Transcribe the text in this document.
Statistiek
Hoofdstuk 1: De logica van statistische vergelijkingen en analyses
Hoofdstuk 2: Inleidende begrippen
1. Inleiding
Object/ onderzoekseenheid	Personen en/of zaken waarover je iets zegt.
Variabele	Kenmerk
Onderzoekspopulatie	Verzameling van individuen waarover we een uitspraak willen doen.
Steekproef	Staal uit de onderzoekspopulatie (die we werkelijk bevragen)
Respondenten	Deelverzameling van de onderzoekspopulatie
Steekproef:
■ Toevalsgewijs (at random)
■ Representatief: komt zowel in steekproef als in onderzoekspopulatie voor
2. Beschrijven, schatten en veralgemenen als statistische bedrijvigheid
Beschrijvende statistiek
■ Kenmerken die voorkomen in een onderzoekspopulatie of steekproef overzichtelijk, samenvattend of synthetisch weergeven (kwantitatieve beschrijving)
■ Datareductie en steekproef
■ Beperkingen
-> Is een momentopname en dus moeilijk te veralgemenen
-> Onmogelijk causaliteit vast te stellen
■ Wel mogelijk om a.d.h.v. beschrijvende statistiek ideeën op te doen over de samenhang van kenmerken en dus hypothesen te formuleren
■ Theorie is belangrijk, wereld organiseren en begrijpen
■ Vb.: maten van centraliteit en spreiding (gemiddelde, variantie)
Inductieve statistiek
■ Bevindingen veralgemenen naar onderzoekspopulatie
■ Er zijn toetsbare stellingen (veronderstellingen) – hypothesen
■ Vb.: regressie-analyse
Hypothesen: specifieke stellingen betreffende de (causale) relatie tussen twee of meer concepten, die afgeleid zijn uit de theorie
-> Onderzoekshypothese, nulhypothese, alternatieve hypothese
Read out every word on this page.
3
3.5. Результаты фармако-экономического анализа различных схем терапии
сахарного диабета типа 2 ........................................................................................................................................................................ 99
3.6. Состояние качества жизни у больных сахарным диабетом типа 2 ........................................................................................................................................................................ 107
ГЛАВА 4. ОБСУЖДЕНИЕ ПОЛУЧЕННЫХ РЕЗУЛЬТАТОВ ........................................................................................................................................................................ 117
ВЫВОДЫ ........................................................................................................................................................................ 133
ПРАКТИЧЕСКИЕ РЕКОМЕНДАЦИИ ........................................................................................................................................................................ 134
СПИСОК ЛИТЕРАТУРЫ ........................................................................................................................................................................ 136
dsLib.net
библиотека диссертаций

________________

Set task:
Select all lines in the listing that include the word "Hoofdstuk".

Task output:
Hoofdstuk 1: De logica van statistische vergelijkingen en analyses
Hoofdstuk 2: Inleidende begrippen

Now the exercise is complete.